• Saved entries:
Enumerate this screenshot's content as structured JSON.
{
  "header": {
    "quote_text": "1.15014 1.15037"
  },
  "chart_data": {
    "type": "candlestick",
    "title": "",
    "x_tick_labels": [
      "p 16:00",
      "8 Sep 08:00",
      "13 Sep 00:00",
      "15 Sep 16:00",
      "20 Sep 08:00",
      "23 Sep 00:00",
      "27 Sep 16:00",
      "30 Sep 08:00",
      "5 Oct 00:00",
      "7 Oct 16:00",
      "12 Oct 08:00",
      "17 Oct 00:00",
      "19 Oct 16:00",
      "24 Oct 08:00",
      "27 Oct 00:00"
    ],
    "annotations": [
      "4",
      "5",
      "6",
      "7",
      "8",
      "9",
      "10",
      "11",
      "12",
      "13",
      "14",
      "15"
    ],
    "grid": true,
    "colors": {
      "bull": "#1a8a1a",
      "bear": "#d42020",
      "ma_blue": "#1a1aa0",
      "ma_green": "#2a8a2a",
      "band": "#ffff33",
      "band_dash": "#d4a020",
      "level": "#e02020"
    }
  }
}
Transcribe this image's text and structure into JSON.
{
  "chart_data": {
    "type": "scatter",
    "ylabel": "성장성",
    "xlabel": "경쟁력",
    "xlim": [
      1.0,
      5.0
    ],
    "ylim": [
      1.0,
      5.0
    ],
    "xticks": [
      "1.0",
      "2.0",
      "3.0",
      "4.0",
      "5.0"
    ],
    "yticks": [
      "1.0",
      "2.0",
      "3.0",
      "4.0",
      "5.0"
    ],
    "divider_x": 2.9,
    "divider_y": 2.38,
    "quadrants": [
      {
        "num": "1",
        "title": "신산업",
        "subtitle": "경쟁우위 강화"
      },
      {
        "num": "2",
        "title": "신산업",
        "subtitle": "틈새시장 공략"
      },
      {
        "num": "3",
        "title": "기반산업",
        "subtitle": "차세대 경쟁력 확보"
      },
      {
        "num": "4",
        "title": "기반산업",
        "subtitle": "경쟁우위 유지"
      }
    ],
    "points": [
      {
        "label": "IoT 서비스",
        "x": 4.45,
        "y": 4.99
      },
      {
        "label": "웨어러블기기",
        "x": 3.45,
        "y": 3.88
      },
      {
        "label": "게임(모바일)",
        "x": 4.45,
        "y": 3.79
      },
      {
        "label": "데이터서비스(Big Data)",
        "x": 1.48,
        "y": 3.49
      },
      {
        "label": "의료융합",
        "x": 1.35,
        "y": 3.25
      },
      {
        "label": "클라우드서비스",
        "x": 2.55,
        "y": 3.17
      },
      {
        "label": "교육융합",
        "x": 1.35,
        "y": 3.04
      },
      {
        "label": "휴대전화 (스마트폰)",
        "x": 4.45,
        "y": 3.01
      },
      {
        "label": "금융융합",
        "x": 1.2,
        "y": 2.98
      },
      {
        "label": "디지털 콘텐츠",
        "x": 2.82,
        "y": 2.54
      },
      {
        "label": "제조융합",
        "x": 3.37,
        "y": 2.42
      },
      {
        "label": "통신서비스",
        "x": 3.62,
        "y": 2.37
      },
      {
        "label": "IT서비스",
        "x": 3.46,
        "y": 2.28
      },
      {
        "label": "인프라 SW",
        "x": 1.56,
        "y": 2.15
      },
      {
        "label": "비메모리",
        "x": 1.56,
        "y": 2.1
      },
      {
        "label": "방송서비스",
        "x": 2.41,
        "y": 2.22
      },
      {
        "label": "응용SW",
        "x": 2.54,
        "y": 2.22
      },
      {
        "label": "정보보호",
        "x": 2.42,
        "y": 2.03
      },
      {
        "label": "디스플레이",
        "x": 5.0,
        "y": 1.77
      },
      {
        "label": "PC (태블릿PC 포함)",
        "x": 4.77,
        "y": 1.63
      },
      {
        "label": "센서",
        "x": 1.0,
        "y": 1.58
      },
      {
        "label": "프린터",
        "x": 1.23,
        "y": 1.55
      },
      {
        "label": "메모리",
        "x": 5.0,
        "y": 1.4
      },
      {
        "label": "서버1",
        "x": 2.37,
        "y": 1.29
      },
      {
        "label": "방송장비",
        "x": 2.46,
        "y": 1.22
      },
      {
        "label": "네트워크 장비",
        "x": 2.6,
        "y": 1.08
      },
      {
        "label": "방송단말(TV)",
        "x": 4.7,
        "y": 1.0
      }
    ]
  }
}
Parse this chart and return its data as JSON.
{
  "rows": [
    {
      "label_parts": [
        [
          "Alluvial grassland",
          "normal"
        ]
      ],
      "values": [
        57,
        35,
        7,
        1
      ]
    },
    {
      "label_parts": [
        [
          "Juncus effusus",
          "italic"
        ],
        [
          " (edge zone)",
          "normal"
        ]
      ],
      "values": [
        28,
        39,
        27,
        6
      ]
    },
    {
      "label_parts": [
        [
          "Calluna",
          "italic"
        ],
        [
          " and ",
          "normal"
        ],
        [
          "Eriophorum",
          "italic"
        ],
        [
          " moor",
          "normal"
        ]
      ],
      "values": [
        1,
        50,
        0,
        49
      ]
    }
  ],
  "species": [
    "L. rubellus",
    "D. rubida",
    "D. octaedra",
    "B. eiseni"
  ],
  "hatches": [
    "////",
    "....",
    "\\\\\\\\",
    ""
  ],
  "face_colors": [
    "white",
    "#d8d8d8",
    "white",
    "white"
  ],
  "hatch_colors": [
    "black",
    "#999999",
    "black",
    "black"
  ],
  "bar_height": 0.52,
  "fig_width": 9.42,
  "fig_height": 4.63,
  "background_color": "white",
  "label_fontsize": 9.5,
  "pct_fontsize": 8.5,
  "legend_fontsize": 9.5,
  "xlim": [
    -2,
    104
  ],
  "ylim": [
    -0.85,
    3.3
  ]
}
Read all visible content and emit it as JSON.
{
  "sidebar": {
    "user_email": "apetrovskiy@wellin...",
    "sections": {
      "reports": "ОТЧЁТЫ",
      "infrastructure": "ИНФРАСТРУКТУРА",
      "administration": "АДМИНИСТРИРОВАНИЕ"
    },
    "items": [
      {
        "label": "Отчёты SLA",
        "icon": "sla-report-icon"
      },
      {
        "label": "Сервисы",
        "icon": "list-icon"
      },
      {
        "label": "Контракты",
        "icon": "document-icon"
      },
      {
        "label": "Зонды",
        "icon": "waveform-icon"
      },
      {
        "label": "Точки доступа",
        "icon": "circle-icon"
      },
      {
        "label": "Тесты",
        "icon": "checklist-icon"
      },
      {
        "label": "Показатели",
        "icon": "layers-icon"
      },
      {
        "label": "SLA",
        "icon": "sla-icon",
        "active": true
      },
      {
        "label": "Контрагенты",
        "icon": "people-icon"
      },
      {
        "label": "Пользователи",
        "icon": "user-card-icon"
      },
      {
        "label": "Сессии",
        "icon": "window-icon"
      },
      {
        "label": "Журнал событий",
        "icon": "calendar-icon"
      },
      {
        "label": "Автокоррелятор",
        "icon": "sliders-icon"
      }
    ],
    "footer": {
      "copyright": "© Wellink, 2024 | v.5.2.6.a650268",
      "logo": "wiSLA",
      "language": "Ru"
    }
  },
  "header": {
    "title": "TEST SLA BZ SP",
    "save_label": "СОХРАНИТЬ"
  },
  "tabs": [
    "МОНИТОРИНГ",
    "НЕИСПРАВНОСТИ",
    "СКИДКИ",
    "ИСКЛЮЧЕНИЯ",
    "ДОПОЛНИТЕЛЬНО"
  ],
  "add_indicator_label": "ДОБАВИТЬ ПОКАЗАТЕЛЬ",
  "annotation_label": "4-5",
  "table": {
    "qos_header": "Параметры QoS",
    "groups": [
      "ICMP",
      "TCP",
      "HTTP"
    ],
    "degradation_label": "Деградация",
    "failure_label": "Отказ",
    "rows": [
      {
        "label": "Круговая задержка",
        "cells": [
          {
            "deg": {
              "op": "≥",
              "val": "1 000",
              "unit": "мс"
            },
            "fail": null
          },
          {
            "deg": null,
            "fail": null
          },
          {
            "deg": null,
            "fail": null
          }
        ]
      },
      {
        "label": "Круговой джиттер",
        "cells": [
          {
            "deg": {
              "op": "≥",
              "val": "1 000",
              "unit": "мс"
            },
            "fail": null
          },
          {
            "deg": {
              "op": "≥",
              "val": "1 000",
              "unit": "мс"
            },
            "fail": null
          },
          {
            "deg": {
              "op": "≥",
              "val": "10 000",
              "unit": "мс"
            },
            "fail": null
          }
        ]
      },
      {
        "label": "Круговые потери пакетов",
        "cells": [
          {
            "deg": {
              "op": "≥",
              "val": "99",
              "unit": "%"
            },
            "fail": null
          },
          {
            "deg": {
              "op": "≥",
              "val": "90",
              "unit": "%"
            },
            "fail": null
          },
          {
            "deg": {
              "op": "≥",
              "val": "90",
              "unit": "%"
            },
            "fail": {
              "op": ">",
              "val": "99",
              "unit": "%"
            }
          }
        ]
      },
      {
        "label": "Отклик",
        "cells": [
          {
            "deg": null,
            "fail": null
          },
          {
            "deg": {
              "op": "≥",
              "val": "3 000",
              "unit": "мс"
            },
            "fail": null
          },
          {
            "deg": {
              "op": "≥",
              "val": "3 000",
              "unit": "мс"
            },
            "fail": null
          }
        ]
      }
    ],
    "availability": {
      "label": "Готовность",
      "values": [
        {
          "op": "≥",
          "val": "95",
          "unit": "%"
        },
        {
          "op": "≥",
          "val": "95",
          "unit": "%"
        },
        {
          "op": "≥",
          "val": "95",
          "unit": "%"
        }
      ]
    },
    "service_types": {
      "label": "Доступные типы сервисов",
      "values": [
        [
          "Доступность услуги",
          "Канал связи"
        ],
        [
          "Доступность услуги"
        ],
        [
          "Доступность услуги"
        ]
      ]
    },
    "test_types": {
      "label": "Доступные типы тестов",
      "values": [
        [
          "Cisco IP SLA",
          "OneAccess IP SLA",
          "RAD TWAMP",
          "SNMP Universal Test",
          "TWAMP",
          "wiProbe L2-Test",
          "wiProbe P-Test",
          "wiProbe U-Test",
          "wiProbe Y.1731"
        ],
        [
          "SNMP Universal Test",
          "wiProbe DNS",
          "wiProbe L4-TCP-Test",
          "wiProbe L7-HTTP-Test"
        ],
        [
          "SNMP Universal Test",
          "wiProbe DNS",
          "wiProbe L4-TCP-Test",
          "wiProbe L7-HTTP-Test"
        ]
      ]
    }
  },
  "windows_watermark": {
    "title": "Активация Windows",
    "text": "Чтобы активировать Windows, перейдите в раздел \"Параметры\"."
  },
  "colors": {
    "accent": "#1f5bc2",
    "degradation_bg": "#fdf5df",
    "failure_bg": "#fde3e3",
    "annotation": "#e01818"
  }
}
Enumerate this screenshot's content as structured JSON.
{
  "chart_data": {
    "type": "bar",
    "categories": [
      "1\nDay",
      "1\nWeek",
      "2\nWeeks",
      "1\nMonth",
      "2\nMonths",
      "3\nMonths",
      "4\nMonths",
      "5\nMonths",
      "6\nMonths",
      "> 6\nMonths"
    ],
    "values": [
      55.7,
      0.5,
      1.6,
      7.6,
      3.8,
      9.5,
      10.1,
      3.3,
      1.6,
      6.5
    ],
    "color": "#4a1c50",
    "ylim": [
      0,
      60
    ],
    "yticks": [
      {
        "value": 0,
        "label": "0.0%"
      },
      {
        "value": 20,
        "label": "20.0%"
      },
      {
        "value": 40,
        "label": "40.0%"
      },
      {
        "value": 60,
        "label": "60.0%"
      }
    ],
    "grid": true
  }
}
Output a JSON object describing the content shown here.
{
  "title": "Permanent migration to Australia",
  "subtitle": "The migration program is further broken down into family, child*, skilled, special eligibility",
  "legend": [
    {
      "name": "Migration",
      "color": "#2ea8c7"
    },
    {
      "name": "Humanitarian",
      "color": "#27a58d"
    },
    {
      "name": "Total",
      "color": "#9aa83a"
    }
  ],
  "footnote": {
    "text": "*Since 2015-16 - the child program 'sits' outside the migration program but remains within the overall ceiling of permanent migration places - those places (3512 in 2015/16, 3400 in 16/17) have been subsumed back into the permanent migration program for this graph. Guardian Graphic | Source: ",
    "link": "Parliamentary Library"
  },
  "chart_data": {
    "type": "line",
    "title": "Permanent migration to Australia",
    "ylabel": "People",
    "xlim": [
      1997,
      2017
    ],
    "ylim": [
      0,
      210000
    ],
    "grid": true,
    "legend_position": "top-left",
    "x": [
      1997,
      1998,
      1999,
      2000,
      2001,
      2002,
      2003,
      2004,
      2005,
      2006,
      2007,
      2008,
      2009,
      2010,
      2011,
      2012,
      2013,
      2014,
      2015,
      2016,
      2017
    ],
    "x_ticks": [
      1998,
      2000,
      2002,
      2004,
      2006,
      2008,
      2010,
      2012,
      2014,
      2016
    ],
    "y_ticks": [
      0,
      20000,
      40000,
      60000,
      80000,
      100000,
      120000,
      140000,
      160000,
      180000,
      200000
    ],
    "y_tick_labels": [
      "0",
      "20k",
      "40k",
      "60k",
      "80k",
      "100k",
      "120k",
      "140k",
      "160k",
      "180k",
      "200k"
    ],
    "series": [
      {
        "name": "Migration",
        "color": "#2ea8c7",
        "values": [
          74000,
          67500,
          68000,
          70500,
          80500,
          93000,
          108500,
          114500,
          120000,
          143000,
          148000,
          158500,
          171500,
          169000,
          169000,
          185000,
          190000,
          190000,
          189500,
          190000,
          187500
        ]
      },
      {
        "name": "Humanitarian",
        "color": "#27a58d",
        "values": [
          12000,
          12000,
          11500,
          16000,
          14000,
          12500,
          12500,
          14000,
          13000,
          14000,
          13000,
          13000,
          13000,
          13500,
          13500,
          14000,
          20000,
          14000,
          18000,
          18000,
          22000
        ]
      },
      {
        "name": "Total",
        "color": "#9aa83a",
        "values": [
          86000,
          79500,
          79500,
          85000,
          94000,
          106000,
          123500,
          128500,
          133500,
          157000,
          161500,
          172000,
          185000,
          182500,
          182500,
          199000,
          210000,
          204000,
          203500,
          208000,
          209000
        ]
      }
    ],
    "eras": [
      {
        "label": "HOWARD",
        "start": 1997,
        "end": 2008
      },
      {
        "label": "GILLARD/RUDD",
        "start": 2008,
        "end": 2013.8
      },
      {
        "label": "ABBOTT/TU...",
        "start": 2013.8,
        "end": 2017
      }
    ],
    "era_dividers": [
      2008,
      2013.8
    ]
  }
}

• YOUR OBJECTIVE: Copy out every line in the listing where the word "subtitle" appears.

• SOLUTION FOR THIS EXERCISE:
        "subtitle": "경쟁우위 강화"
        "subtitle": "틈새시장 공략"
        "subtitle": "차세대 경쟁력 확보"
        "subtitle": "경쟁우위 유지"
  "subtitle": "The migration program is further broken down into family, child*, skilled, special eligibility",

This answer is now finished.